Entries taken from a collection
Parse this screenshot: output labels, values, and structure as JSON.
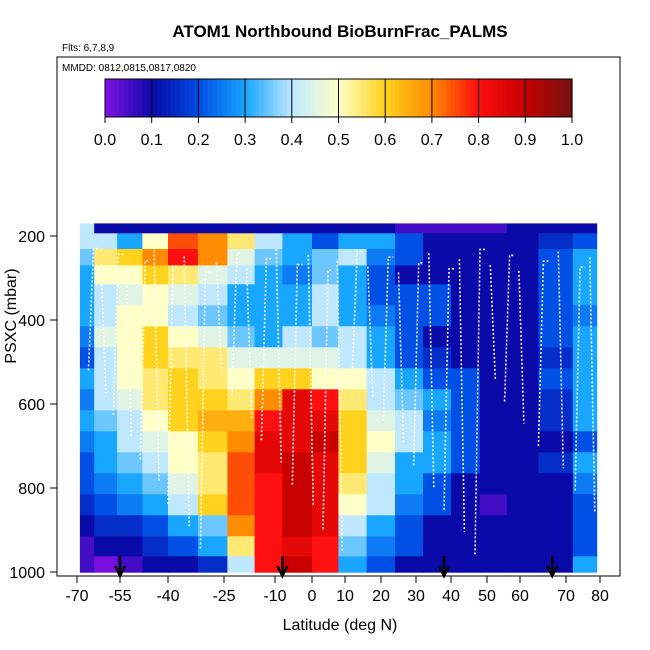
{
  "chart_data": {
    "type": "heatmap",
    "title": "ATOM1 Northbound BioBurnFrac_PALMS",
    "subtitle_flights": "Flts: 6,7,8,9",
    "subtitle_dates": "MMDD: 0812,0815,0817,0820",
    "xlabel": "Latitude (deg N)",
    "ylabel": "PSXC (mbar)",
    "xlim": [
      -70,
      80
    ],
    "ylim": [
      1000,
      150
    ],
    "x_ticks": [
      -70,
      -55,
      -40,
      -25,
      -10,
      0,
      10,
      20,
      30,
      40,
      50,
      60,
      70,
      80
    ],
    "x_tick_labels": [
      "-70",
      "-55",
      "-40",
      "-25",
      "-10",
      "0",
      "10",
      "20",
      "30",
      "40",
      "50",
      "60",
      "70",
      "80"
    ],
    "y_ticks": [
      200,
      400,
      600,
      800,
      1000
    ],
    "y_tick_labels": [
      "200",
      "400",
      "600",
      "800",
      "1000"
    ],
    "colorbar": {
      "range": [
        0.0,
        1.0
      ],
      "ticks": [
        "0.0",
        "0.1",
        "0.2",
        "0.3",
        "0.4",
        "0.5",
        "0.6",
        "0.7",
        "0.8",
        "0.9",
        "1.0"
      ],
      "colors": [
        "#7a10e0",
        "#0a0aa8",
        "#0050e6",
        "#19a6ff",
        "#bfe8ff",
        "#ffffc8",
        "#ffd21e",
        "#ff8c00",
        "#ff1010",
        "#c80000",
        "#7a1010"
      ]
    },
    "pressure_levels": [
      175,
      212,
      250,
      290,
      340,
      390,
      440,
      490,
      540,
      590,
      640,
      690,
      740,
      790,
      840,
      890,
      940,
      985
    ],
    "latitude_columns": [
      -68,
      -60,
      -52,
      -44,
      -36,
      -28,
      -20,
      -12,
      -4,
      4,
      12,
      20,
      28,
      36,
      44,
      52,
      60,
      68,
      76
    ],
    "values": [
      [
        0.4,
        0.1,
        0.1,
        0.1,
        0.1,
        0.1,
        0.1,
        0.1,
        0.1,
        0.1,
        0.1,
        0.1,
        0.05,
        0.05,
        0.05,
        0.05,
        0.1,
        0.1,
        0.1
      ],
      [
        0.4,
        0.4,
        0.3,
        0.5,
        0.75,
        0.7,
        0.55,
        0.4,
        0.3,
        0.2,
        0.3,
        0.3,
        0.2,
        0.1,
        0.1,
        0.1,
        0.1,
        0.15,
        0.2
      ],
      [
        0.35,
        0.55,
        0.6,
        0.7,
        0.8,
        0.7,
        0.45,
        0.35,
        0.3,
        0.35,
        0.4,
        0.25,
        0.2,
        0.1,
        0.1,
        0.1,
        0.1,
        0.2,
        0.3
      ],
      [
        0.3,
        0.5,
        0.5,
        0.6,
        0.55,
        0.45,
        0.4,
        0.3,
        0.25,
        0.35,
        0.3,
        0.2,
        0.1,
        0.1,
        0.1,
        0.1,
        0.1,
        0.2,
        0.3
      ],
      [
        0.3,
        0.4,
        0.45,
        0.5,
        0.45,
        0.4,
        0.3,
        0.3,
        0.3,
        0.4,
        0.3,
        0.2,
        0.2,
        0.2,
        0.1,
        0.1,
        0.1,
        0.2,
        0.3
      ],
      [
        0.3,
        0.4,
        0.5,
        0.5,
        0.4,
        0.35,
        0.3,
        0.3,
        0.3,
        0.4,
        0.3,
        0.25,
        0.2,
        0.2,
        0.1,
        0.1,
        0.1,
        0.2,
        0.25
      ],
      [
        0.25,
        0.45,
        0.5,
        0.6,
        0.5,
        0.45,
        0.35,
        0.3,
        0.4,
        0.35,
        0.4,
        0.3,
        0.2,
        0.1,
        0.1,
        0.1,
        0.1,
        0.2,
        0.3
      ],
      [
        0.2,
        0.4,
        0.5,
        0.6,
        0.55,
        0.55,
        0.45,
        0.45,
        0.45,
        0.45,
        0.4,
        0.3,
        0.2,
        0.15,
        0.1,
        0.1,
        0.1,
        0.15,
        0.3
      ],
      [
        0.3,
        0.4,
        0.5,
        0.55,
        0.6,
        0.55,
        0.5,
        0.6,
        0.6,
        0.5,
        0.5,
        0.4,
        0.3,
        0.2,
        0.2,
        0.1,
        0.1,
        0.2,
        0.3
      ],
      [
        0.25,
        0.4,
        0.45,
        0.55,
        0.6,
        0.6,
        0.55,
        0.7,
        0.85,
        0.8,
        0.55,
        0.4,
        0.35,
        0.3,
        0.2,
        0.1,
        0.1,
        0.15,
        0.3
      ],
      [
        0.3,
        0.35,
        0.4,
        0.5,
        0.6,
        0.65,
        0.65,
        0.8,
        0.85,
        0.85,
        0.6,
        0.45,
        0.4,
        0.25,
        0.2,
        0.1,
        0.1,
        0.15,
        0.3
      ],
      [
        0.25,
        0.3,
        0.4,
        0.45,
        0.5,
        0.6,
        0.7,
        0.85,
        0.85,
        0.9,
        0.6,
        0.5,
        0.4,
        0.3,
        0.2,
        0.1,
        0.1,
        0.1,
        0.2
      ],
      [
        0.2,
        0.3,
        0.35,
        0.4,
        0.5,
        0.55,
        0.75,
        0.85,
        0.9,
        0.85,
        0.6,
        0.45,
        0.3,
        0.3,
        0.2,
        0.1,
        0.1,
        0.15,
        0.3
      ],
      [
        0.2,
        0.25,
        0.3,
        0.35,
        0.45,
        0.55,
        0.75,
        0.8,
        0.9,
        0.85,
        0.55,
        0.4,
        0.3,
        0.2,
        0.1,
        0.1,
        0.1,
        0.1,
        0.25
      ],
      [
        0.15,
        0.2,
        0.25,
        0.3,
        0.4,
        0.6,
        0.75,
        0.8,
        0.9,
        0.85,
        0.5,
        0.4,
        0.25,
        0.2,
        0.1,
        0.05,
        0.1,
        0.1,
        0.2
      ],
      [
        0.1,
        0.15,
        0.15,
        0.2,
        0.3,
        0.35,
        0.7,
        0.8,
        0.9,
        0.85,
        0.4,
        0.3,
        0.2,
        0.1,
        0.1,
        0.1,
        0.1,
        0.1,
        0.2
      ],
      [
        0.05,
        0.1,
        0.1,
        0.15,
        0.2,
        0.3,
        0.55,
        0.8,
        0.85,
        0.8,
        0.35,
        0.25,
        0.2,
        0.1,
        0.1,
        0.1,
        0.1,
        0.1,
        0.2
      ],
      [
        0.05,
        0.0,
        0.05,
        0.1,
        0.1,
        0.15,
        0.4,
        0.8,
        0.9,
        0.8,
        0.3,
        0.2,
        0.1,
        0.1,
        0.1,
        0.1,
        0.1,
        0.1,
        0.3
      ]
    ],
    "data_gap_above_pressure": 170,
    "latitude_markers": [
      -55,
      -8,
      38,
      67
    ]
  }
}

INSTRUCTIONS FOR THE TASK: Gather up every line from the listing above in which the word "values" occurs.

REPLY TO THE TASK:
Parse this screenshot: output labels, values, and structure as JSON.
    "values": [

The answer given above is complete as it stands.